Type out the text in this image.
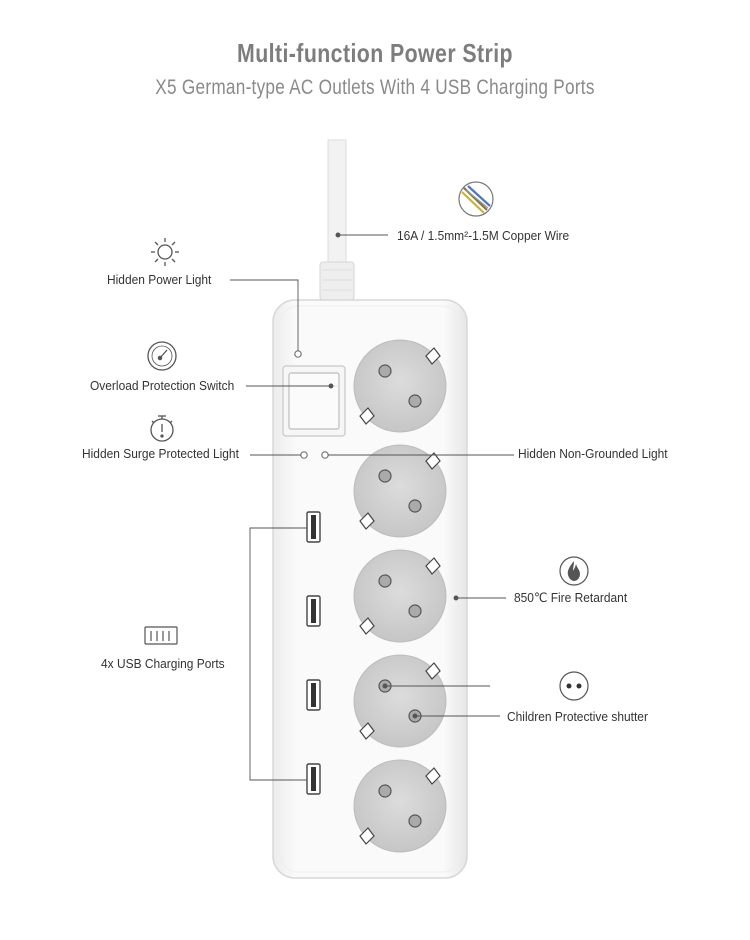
Multi-function Power Strip
X5 German-type AC Outlets With 4 USB Charging Ports
16A / 1.5mm²-1.5M Copper Wire
Hidden Power Light
Overload Protection Switch
Hidden Surge Protected Light	Hidden Non-Grounded Light
850℃ Fire Retardant
4x USB Charging Ports
Children Protective shutter
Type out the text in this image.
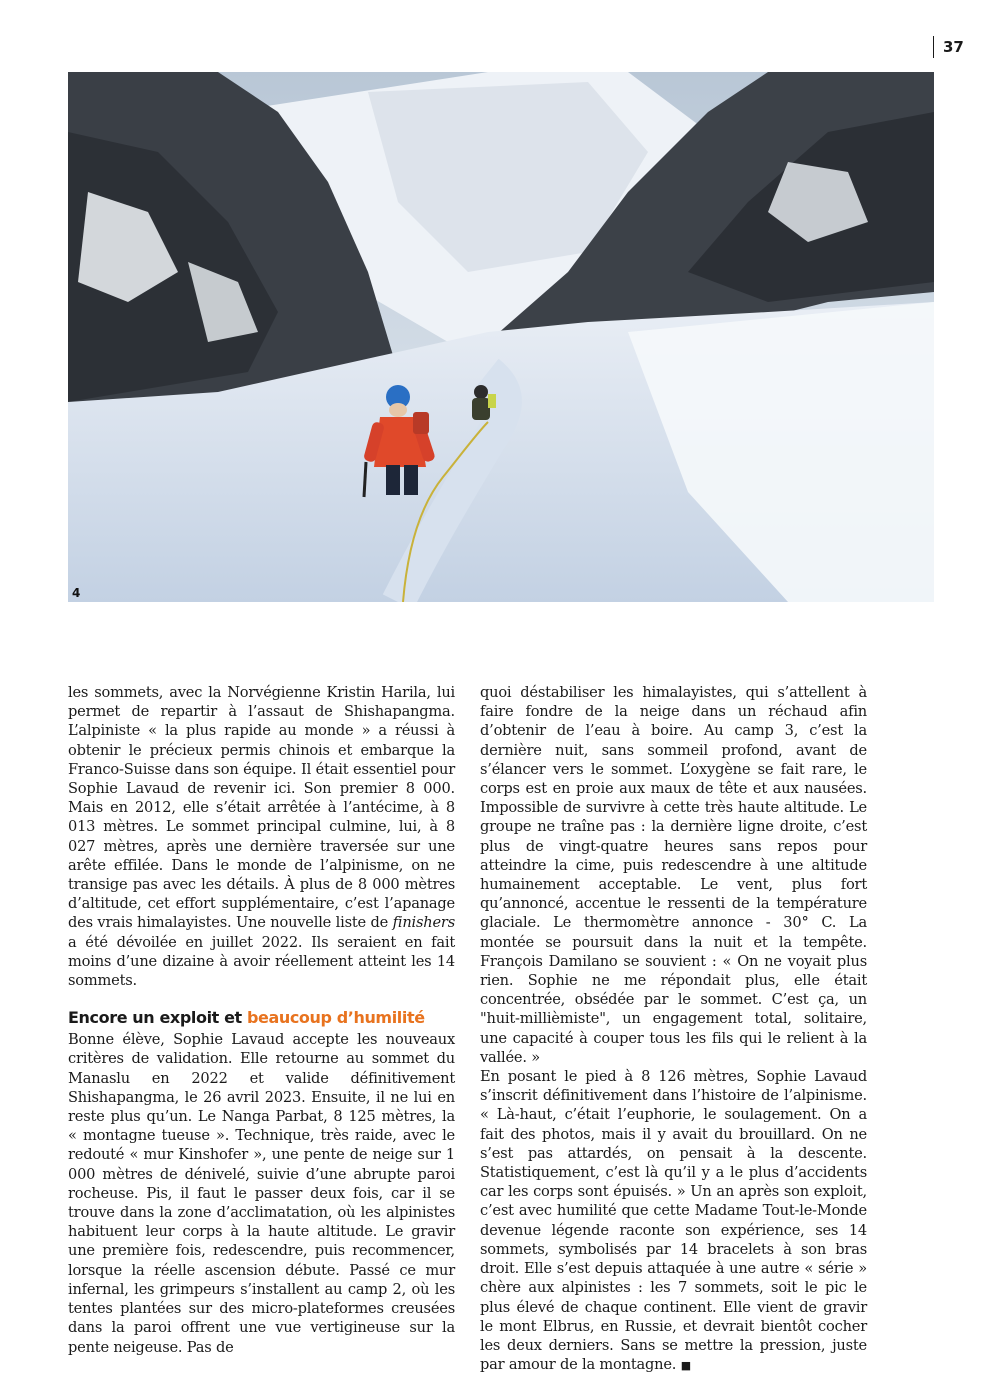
37
4

les sommets, avec la Norvégienne Kristin Harila, lui permet de repartir à l’assaut de Shishapangma. L’alpiniste « la plus rapide au monde » a réussi à obtenir le précieux permis chinois et embarque la Franco-Suisse dans son équipe. Il était essentiel pour Sophie Lavaud de revenir ici. Son premier 8 000. Mais en 2012, elle s’était arrêtée à l’antécime, à 8 013 mètres. Le sommet principal culmine, lui, à 8 027 mètres, après une dernière traversée sur une arête effilée. Dans le monde de l’alpinisme, on ne transige pas avec les détails. À plus de 8 000 mètres d’altitude, cet effort supplémentaire, c’est l’apanage des vrais himalayistes. Une nouvelle liste de finishers a été dévoilée en juillet 2022. Ils seraient en fait moins d’une dizaine à avoir réellement atteint les 14 sommets.

Encore un exploit et beaucoup d’humilité

Bonne élève, Sophie Lavaud accepte les nouveaux critères de validation. Elle retourne au sommet du Manaslu en 2022 et valide définitivement Shishapangma, le 26 avril 2023. Ensuite, il ne lui en reste plus qu’un. Le Nanga Parbat, 8 125 mètres, la « montagne tueuse ». Technique, très raide, avec le redouté « mur Kinshofer », une pente de neige sur 1 000 mètres de dénivelé, suivie d’une abrupte paroi rocheuse. Pis, il faut le passer deux fois, car il se trouve dans la zone d’acclimatation, où les alpinistes habituent leur corps à la haute altitude. Le gravir une première fois, redescendre, puis recommencer, lorsque la réelle ascension débute. Passé ce mur infernal, les grimpeurs s’installent au camp 2, où les tentes plantées sur des micro-plateformes creusées dans la paroi offrent une vue vertigineuse sur la pente neigeuse. Pas de

quoi déstabiliser les himalayistes, qui s’attellent à faire fondre de la neige dans un réchaud afin d’obtenir de l’eau à boire. Au camp 3, c’est la dernière nuit, sans sommeil profond, avant de s’élancer vers le sommet. L’oxygène se fait rare, le corps est en proie aux maux de tête et aux nausées. Impossible de survivre à cette très haute altitude. Le groupe ne traîne pas : la dernière ligne droite, c’est plus de vingt-quatre heures sans repos pour atteindre la cime, puis redescendre à une altitude humainement acceptable. Le vent, plus fort qu’annoncé, accentue le ressenti de la température glaciale. Le thermomètre annonce - 30° C. La montée se poursuit dans la nuit et la tempête. François Damilano se souvient : « On ne voyait plus rien. Sophie ne me répondait plus, elle était concentrée, obsédée par le sommet. C’est ça, un "huit-millièmiste", un engagement total, solitaire, une capacité à couper tous les fils qui le relient à la vallée. »

En posant le pied à 8 126 mètres, Sophie Lavaud s’inscrit définitivement dans l’histoire de l’alpinisme. « Là-haut, c’était l’euphorie, le soulagement. On a fait des photos, mais il y avait du brouillard. On ne s’est pas attardés, on pensait à la descente. Statistiquement, c’est là qu’il y a le plus d’accidents car les corps sont épuisés. » Un an après son exploit, c’est avec humilité que cette Madame Tout-le-Monde devenue légende raconte son expérience, ses 14 sommets, symbolisés par 14 bracelets à son bras droit. Elle s’est depuis attaquée à une autre « série » chère aux alpinistes : les 7 sommets, soit le pic le plus élevé de chaque continent. Elle vient de gravir le mont Elbrus, en Russie, et devrait bientôt cocher les deux derniers. Sans se mettre la pression, juste par amour de la montagne. ■
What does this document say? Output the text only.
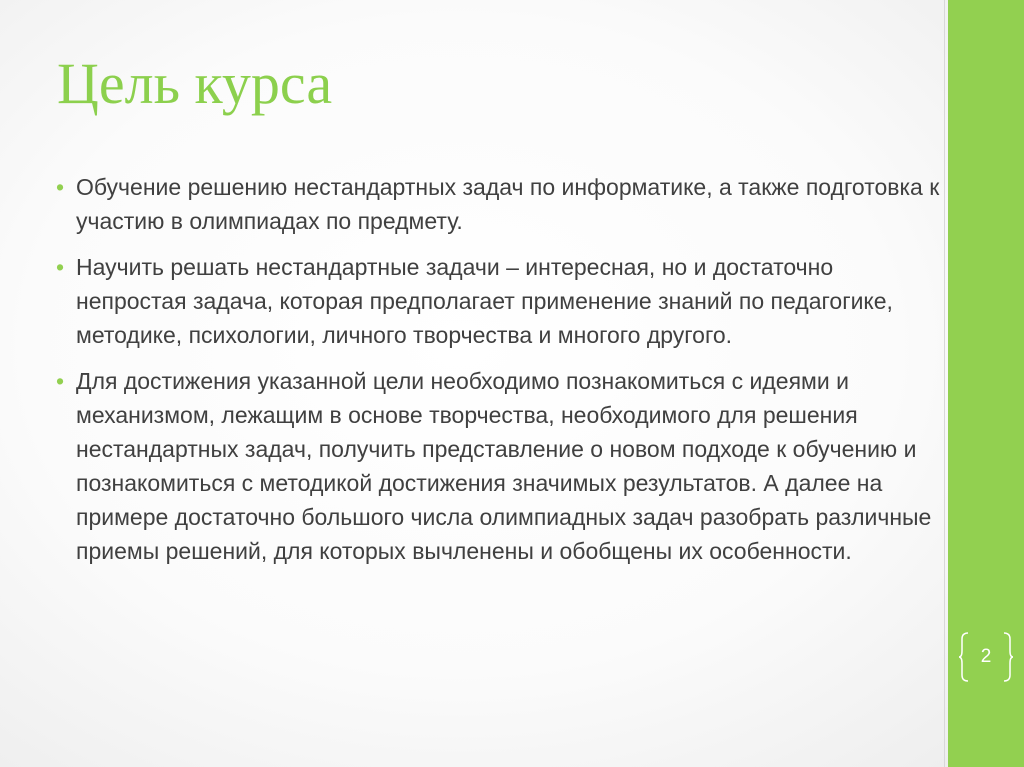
Цель курса
• Обучение решению нестандартных задач по информатике, а также подготовка к участию в олимпиадах по предмету.
• Научить решать нестандартные задачи – интересная, но и достаточно непростая задача, которая предполагает применение знаний по педагогике, методике, психологии, личного творчества и многого другого.
• Для достижения указанной цели необходимо познакомиться с идеями и механизмом, лежащим в основе творчества, необходимого для решения нестандартных задач, получить представление о новом подходе к обучению и познакомиться с методикой достижения значимых результатов. А далее на примере достаточно большого числа олимпиадных задач разобрать различные приемы решений, для которых вычленены и обобщены их особенности.
2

● ● ● ● ●

Stated exercise: From the material above, count the lines that include "alpinisme" and give only the total.

Task solution: 2